> _SHORT EXERCISE_
The records below should be written out again, exactly.

Begin

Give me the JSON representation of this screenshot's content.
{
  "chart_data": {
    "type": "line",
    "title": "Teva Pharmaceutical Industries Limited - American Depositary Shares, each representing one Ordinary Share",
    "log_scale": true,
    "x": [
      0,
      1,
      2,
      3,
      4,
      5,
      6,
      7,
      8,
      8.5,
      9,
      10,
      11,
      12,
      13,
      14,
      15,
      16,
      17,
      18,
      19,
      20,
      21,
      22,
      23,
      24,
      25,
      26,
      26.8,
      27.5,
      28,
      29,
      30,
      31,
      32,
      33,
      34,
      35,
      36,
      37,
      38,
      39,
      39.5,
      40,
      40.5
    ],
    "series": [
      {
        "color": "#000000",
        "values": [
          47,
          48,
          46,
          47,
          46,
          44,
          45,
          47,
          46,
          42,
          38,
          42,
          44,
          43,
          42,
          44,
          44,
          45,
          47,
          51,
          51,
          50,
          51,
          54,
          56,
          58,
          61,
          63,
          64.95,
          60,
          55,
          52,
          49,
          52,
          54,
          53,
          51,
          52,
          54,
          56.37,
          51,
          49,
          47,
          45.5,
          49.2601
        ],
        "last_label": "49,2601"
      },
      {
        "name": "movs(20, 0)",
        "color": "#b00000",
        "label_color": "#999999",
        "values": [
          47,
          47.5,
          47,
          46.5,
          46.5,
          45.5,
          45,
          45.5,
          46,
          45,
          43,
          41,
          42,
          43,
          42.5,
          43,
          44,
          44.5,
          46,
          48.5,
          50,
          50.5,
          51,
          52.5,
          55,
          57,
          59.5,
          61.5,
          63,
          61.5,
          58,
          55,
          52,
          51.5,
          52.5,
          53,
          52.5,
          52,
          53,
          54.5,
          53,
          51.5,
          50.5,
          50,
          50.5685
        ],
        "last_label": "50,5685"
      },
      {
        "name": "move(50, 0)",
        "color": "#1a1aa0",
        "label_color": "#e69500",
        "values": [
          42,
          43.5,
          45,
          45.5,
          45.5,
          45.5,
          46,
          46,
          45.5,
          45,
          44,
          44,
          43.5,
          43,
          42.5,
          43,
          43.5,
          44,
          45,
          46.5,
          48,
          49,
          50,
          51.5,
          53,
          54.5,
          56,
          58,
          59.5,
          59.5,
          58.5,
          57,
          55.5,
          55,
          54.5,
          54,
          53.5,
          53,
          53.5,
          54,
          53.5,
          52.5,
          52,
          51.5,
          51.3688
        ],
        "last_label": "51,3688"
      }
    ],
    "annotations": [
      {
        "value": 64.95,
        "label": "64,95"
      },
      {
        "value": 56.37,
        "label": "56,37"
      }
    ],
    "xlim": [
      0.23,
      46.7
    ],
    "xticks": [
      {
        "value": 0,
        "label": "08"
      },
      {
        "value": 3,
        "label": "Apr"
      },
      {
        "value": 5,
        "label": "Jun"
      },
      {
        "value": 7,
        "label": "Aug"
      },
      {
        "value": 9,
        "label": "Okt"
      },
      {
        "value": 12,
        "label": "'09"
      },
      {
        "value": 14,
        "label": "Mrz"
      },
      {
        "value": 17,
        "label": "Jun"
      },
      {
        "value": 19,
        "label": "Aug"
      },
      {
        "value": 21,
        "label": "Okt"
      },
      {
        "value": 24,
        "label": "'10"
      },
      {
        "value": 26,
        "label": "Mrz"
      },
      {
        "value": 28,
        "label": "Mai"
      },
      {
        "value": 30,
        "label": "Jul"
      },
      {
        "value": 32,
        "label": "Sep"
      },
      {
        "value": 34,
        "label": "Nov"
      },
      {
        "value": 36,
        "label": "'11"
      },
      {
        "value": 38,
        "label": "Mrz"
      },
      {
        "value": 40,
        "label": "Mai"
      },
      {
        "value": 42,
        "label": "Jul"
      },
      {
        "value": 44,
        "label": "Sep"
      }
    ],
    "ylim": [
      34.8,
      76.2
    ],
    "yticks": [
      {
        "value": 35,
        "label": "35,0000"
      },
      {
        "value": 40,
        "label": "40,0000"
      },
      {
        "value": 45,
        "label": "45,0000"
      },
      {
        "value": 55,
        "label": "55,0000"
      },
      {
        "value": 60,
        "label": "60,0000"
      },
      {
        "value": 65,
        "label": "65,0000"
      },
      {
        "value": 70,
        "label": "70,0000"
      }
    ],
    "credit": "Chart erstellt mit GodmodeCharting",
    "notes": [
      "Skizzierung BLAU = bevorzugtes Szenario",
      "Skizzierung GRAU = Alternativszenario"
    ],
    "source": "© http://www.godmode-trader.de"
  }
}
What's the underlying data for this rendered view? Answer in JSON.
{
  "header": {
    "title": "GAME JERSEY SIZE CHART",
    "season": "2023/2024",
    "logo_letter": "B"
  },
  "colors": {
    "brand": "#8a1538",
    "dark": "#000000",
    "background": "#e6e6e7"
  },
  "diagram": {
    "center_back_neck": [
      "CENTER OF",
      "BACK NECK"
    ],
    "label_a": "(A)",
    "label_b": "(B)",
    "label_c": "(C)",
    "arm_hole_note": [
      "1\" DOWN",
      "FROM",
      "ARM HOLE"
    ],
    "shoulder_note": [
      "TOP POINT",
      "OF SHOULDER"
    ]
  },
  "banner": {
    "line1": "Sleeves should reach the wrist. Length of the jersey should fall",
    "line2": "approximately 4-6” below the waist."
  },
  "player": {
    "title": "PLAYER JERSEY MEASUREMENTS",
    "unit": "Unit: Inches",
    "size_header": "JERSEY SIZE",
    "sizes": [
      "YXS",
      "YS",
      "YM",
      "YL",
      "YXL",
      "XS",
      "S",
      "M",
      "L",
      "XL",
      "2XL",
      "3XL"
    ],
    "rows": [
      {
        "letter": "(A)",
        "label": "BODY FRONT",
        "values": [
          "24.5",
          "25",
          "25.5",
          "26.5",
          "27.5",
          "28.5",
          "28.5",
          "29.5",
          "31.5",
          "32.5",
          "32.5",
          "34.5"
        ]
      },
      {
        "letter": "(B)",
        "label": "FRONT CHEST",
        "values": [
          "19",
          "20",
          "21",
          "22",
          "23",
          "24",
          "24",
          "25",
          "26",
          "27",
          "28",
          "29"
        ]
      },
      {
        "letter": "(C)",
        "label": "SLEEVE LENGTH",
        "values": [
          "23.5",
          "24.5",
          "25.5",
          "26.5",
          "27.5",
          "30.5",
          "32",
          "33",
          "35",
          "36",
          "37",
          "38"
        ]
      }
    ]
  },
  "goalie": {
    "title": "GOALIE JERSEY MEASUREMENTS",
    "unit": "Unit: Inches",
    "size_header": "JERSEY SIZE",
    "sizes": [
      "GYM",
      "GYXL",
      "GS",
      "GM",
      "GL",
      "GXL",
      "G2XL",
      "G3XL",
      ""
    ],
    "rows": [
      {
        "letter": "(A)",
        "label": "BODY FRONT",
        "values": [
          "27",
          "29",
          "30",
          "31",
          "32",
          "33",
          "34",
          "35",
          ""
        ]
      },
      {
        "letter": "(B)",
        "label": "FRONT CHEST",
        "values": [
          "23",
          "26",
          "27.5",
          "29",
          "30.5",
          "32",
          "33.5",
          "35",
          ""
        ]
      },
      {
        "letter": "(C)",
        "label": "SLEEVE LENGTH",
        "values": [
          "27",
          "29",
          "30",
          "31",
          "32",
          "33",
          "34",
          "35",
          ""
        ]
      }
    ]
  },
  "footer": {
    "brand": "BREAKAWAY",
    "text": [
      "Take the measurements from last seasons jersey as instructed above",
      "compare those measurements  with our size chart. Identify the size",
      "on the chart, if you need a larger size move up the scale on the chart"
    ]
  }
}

End

> _WRITTEN SOLUTION_
Give me the JSON representation of this screenshot's content.
{
  "chart_data": {
    "type": "line",
    "title": "Teva Pharmaceutical Industries Limited - American Depositary Shares, each representing one Ordinary Share",
    "log_scale": true,
    "x": [
      0,
      1,
      2,
      3,
      4,
      5,
      6,
      7,
      8,
      8.5,
      9,
      10,
      11,
      12,
      13,
      14,
      15,
      16,
      17,
      18,
      19,
      20,
      21,
      22,
      23,
      24,
      25,
      26,
      26.8,
      27.5,
      28,
      29,
      30,
      31,
      32,
      33,
      34,
      35,
      36,
      37,
      38,
      39,
      39.5,
      40,
      40.5
    ],
    "series": [
      {
        "color": "#000000",
        "values": [
          47,
          48,
          46,
          47,
          46,
          44,
          45,
          47,
          46,
          42,
          38,
          42,
          44,
          43,
          42,
          44,
          44,
          45,
          47,
          51,
          51,
          50,
          51,
          54,
          56,
          58,
          61,
          63,
          64.95,
          60,
          55,
          52,
          49,
          52,
          54,
          53,
          51,
          52,
          54,
          56.37,
          51,
          49,
          47,
          45.5,
          49.2601
        ],
        "last_label": "49,2601"
      },
      {
        "name": "movs(20, 0)",
        "color": "#b00000",
        "label_color": "#999999",
        "values": [
          47,
          47.5,
          47,
          46.5,
          46.5,
          45.5,
          45,
          45.5,
          46,
          45,
          43,
          41,
          42,
          43,
          42.5,
          43,
          44,
          44.5,
          46,
          48.5,
          50,
          50.5,
          51,
          52.5,
          55,
          57,
          59.5,
          61.5,
          63,
          61.5,
          58,
          55,
          52,
          51.5,
          52.5,
          53,
          52.5,
          52,
          53,
          54.5,
          53,
          51.5,
          50.5,
          50,
          50.5685
        ],
        "last_label": "50,5685"
      },
      {
        "name": "move(50, 0)",
        "color": "#1a1aa0",
        "label_color": "#e69500",
        "values": [
          42,
          43.5,
          45,
          45.5,
          45.5,
          45.5,
          46,
          46,
          45.5,
          45,
          44,
          44,
          43.5,
          43,
          42.5,
          43,
          43.5,
          44,
          45,
          46.5,
          48,
          49,
          50,
          51.5,
          53,
          54.5,
          56,
          58,
          59.5,
          59.5,
          58.5,
          57,
          55.5,
          55,
          54.5,
          54,
          53.5,
          53,
          53.5,
          54,
          53.5,
          52.5,
          52,
          51.5,
          51.3688
        ],
        "last_label": "51,3688"
      }
    ],
    "annotations": [
      {
        "value": 64.95,
        "label": "64,95"
      },
      {
        "value": 56.37,
        "label": "56,37"
      }
    ],
    "xlim": [
      0.23,
      46.7
    ],
    "xticks": [
      {
        "value": 0,
        "label": "08"
      },
      {
        "value": 3,
        "label": "Apr"
      },
      {
        "value": 5,
        "label": "Jun"
      },
      {
        "value": 7,
        "label": "Aug"
      },
      {
        "value": 9,
        "label": "Okt"
      },
      {
        "value": 12,
        "label": "'09"
      },
      {
        "value": 14,
        "label": "Mrz"
      },
      {
        "value": 17,
        "label": "Jun"
      },
      {
        "value": 19,
        "label": "Aug"
      },
      {
        "value": 21,
        "label": "Okt"
      },
      {
        "value": 24,
        "label": "'10"
      },
      {
        "value": 26,
        "label": "Mrz"
      },
      {
        "value": 28,
        "label": "Mai"
      },
      {
        "value": 30,
        "label": "Jul"
      },
      {
        "value": 32,
        "label": "Sep"
      },
      {
        "value": 34,
        "label": "Nov"
      },
      {
        "value": 36,
        "label": "'11"
      },
      {
        "value": 38,
        "label": "Mrz"
      },
      {
        "value": 40,
        "label": "Mai"
      },
      {
        "value": 42,
        "label": "Jul"
      },
      {
        "value": 44,
        "label": "Sep"
      }
    ],
    "ylim": [
      34.8,
      76.2
    ],
    "yticks": [
      {
        "value": 35,
        "label": "35,0000"
      },
      {
        "value": 40,
        "label": "40,0000"
      },
      {
        "value": 45,
        "label": "45,0000"
      },
      {
        "value": 55,
        "label": "55,0000"
      },
      {
        "value": 60,
        "label": "60,0000"
      },
      {
        "value": 65,
        "label": "65,0000"
      },
      {
        "value": 70,
        "label": "70,0000"
      }
    ],
    "credit": "Chart erstellt mit GodmodeCharting",
    "notes": [
      "Skizzierung BLAU = bevorzugtes Szenario",
      "Skizzierung GRAU = Alternativszenario"
    ],
    "source": "© http://www.godmode-trader.de"
  }
}
What's the underlying data for this rendered view? Answer in JSON.
{
  "header": {
    "title": "GAME JERSEY SIZE CHART",
    "season": "2023/2024",
    "logo_letter": "B"
  },
  "colors": {
    "brand": "#8a1538",
    "dark": "#000000",
    "background": "#e6e6e7"
  },
  "diagram": {
    "center_back_neck": [
      "CENTER OF",
      "BACK NECK"
    ],
    "label_a": "(A)",
    "label_b": "(B)",
    "label_c": "(C)",
    "arm_hole_note": [
      "1\" DOWN",
      "FROM",
      "ARM HOLE"
    ],
    "shoulder_note": [
      "TOP POINT",
      "OF SHOULDER"
    ]
  },
  "banner": {
    "line1": "Sleeves should reach the wrist. Length of the jersey should fall",
    "line2": "approximately 4-6” below the waist."
  },
  "player": {
    "title": "PLAYER JERSEY MEASUREMENTS",
    "unit": "Unit: Inches",
    "size_header": "JERSEY SIZE",
    "sizes": [
      "YXS",
      "YS",
      "YM",
      "YL",
      "YXL",
      "XS",
      "S",
      "M",
      "L",
      "XL",
      "2XL",
      "3XL"
    ],
    "rows": [
      {
        "letter": "(A)",
        "label": "BODY FRONT",
        "values": [
          "24.5",
          "25",
          "25.5",
          "26.5",
          "27.5",
          "28.5",
          "28.5",
          "29.5",
          "31.5",
          "32.5",
          "32.5",
          "34.5"
        ]
      },
      {
        "letter": "(B)",
        "label": "FRONT CHEST",
        "values": [
          "19",
          "20",
          "21",
          "22",
          "23",
          "24",
          "24",
          "25",
          "26",
          "27",
          "28",
          "29"
        ]
      },
      {
        "letter": "(C)",
        "label": "SLEEVE LENGTH",
        "values": [
          "23.5",
          "24.5",
          "25.5",
          "26.5",
          "27.5",
          "30.5",
          "32",
          "33",
          "35",
          "36",
          "37",
          "38"
        ]
      }
    ]
  },
  "goalie": {
    "title": "GOALIE JERSEY MEASUREMENTS",
    "unit": "Unit: Inches",
    "size_header": "JERSEY SIZE",
    "sizes": [
      "GYM",
      "GYXL",
      "GS",
      "GM",
      "GL",
      "GXL",
      "G2XL",
      "G3XL",
      ""
    ],
    "rows": [
      {
        "letter": "(A)",
        "label": "BODY FRONT",
        "values": [
          "27",
          "29",
          "30",
          "31",
          "32",
          "33",
          "34",
          "35",
          ""
        ]
      },
      {
        "letter": "(B)",
        "label": "FRONT CHEST",
        "values": [
          "23",
          "26",
          "27.5",
          "29",
          "30.5",
          "32",
          "33.5",
          "35",
          ""
        ]
      },
      {
        "letter": "(C)",
        "label": "SLEEVE LENGTH",
        "values": [
          "27",
          "29",
          "30",
          "31",
          "32",
          "33",
          "34",
          "35",
          ""
        ]
      }
    ]
  },
  "footer": {
    "brand": "BREAKAWAY",
    "text": [
      "Take the measurements from last seasons jersey as instructed above",
      "compare those measurements  with our size chart. Identify the size",
      "on the chart, if you need a larger size move up the scale on the chart"
    ]
  }
}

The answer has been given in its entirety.